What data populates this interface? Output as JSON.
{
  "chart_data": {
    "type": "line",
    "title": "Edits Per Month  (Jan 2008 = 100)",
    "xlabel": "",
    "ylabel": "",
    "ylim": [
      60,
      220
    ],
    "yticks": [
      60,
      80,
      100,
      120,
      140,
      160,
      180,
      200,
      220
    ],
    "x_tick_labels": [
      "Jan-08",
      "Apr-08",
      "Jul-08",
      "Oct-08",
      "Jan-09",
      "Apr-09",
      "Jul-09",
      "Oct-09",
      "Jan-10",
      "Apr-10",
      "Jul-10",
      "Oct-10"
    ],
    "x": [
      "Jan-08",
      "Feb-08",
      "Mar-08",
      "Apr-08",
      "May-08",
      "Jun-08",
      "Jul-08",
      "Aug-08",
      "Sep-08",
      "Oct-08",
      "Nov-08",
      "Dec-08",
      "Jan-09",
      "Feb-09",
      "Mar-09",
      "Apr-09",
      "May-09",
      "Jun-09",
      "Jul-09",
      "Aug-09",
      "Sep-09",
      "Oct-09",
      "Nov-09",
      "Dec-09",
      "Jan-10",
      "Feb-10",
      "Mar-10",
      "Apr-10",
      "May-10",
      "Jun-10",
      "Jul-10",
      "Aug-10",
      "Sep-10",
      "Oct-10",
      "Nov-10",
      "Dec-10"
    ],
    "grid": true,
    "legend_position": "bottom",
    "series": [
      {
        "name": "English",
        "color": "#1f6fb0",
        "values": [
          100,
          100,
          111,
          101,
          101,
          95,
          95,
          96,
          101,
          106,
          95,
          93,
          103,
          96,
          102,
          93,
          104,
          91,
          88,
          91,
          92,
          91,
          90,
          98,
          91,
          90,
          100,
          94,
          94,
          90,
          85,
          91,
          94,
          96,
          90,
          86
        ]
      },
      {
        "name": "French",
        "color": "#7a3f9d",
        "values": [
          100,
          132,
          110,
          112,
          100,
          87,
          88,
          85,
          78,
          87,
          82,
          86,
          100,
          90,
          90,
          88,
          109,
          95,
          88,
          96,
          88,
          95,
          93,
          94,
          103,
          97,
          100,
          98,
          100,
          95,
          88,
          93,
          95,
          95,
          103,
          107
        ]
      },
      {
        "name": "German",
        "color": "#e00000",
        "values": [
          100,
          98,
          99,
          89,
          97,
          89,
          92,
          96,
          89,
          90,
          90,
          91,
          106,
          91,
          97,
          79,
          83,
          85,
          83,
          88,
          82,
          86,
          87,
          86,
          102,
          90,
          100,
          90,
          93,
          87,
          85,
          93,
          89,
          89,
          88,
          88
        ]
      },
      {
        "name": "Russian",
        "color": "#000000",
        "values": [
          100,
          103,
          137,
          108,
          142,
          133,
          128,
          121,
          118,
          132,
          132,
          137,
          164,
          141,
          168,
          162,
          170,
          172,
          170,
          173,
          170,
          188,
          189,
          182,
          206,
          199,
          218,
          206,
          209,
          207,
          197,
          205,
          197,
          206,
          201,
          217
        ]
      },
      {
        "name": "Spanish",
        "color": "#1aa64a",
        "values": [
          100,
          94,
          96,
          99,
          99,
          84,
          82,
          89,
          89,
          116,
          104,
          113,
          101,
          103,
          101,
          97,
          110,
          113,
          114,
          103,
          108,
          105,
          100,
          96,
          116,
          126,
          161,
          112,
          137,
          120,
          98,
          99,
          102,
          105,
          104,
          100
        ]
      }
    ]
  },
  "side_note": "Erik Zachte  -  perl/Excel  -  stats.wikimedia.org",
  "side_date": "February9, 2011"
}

BRIEF ▸
Review the material and copy each line in which the word "color" appears.

TASK ANSWER ▸
        "color": "#1f6fb0",
        "color": "#7a3f9d",
        "color": "#e00000",
        "color": "#000000",
        "color": "#1aa64a",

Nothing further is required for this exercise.